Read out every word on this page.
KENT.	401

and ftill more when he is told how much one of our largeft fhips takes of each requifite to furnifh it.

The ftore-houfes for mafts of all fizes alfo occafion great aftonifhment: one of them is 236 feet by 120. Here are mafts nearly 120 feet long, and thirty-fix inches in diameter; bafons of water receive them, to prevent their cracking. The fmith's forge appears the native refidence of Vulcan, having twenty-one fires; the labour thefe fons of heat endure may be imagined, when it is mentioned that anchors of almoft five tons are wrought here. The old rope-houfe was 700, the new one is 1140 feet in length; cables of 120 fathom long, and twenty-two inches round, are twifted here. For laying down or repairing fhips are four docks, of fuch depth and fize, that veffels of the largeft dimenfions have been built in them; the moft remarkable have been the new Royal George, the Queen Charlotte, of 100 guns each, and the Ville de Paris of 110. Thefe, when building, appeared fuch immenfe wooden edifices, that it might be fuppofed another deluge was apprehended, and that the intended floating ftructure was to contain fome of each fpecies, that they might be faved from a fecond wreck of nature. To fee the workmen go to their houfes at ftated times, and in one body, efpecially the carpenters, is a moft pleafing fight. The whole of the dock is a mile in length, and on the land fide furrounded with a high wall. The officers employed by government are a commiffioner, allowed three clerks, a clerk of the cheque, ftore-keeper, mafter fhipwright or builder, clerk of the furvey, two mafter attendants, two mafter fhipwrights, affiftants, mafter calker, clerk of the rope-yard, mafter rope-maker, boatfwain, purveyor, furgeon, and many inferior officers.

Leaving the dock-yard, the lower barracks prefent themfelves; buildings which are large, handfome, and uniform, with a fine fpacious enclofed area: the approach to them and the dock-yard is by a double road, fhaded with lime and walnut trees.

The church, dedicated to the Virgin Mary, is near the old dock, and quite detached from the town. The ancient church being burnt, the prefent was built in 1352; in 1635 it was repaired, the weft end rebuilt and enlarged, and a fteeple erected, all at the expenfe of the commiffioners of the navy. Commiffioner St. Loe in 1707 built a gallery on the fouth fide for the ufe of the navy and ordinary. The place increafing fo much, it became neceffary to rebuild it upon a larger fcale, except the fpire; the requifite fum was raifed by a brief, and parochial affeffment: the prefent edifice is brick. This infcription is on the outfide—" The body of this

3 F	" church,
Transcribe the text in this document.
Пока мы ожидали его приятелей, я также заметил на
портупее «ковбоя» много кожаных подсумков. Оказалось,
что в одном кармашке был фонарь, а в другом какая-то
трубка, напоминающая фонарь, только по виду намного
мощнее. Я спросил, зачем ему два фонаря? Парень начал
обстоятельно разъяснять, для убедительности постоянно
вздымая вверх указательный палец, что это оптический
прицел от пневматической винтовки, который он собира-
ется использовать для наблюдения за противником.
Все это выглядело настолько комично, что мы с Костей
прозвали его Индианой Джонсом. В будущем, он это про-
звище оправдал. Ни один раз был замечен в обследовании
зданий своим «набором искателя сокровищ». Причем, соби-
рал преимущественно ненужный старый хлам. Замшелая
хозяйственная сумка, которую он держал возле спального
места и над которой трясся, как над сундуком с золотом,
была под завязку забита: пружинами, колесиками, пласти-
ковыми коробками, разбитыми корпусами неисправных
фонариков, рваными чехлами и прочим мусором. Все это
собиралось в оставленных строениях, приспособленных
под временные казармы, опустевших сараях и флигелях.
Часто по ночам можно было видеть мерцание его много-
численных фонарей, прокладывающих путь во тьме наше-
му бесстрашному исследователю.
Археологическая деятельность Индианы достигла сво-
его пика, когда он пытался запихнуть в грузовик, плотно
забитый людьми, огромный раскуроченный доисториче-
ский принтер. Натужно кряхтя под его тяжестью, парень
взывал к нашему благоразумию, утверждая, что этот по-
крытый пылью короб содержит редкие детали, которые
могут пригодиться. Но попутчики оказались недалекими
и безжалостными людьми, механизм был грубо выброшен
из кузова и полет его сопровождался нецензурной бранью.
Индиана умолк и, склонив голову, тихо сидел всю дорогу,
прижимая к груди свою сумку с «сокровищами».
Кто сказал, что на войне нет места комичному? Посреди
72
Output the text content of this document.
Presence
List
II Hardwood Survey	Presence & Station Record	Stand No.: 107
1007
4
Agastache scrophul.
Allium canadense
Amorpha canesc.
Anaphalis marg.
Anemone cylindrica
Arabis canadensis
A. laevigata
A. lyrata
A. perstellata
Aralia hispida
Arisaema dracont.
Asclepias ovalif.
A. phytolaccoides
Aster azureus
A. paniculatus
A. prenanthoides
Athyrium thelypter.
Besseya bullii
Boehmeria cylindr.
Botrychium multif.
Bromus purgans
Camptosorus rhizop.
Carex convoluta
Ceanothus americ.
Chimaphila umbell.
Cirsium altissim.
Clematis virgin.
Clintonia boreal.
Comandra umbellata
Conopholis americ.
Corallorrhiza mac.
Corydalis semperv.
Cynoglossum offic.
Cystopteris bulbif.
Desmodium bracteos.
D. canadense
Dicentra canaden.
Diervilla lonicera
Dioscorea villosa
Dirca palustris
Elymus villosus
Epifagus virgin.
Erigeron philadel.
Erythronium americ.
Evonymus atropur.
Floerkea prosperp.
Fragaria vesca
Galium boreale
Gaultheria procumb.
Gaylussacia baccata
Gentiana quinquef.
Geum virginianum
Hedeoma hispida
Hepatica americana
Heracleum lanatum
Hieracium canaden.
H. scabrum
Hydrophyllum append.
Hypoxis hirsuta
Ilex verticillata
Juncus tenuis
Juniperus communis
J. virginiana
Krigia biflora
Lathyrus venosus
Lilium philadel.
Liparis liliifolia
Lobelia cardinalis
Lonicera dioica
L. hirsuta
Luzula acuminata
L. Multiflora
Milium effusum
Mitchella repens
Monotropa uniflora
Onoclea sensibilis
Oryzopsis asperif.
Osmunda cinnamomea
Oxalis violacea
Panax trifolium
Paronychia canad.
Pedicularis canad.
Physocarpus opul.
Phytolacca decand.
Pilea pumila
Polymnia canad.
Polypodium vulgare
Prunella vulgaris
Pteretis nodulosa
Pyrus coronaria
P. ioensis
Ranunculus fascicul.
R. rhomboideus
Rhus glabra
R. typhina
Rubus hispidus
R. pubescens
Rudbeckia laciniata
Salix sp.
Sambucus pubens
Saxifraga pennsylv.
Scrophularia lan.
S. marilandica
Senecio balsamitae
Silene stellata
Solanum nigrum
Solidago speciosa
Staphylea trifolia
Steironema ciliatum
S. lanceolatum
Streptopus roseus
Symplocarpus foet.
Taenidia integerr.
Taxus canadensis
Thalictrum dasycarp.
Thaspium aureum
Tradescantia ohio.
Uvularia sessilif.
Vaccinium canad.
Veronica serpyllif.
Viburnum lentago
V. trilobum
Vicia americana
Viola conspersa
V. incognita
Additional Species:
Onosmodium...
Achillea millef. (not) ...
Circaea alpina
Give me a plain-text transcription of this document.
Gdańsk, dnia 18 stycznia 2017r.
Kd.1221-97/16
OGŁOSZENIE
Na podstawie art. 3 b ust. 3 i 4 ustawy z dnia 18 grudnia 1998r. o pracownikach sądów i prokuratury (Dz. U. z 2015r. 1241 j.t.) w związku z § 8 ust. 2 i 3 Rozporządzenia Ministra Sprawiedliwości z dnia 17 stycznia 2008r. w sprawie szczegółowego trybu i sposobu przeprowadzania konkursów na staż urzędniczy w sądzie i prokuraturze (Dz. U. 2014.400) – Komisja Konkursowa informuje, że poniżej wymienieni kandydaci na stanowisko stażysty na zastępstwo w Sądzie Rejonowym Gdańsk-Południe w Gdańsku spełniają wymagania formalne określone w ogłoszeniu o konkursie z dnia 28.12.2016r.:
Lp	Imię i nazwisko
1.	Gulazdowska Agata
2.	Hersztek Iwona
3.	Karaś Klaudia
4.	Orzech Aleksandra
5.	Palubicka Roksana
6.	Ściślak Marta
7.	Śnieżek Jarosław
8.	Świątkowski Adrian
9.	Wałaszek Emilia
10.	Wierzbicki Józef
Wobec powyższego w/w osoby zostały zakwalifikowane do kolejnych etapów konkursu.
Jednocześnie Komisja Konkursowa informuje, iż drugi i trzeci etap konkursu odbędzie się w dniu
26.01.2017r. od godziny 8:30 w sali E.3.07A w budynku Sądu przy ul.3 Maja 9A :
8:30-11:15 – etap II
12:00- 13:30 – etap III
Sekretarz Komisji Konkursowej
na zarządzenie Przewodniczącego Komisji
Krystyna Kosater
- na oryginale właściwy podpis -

- **WHAT THE TASK REQUIRES**
Filter the records down to the lines that contain the string "людьми", and copy those lines.

- **FINISHED ANSWER**
забитый людьми, огромный раскуроченный доисториче-
и безжалостными людьми, механизм был грубо выброшен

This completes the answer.